Rows from a figure dataset
------------
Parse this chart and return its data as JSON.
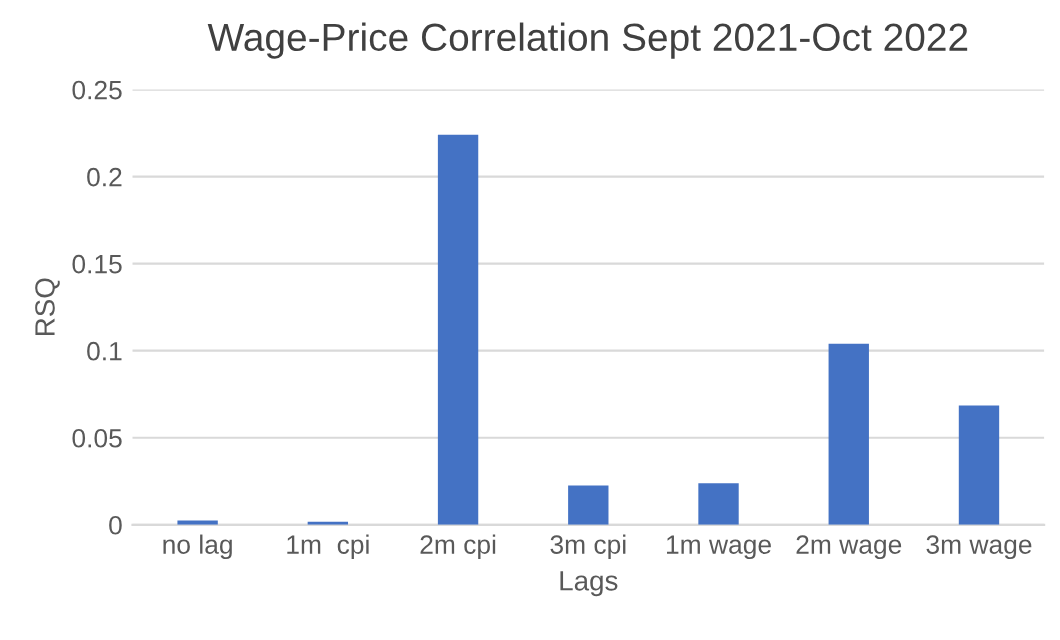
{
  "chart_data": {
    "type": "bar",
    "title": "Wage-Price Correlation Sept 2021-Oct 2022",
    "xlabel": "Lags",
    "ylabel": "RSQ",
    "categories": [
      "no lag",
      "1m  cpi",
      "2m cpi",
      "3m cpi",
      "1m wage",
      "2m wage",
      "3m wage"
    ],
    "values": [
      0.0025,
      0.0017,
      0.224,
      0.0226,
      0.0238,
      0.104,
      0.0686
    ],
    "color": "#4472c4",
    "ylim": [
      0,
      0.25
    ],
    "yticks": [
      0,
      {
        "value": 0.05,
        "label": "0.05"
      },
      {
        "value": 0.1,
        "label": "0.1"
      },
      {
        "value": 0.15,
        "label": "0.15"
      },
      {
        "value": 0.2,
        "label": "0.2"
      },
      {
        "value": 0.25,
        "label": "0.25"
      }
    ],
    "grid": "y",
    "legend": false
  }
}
------------
Reproduce the material above verbatim; omit every picture.

Parse this chart and return its data as JSON.
{
  "chart_data": {
    "type": "bar",
    "title": "Wage-Price Correlation Sept 2021-Oct 2022",
    "xlabel": "Lags",
    "ylabel": "RSQ",
    "categories": [
      "no lag",
      "1m  cpi",
      "2m cpi",
      "3m cpi",
      "1m wage",
      "2m wage",
      "3m wage"
    ],
    "values": [
      0.0025,
      0.0017,
      0.224,
      0.0226,
      0.0238,
      0.104,
      0.0686
    ],
    "color": "#4472c4",
    "ylim": [
      0,
      0.25
    ],
    "yticks": [
      0,
      {
        "value": 0.05,
        "label": "0.05"
      },
      {
        "value": 0.1,
        "label": "0.1"
      },
      {
        "value": 0.15,
        "label": "0.15"
      },
      {
        "value": 0.2,
        "label": "0.2"
      },
      {
        "value": 0.25,
        "label": "0.25"
      }
    ],
    "grid": "y",
    "legend": false
  }
}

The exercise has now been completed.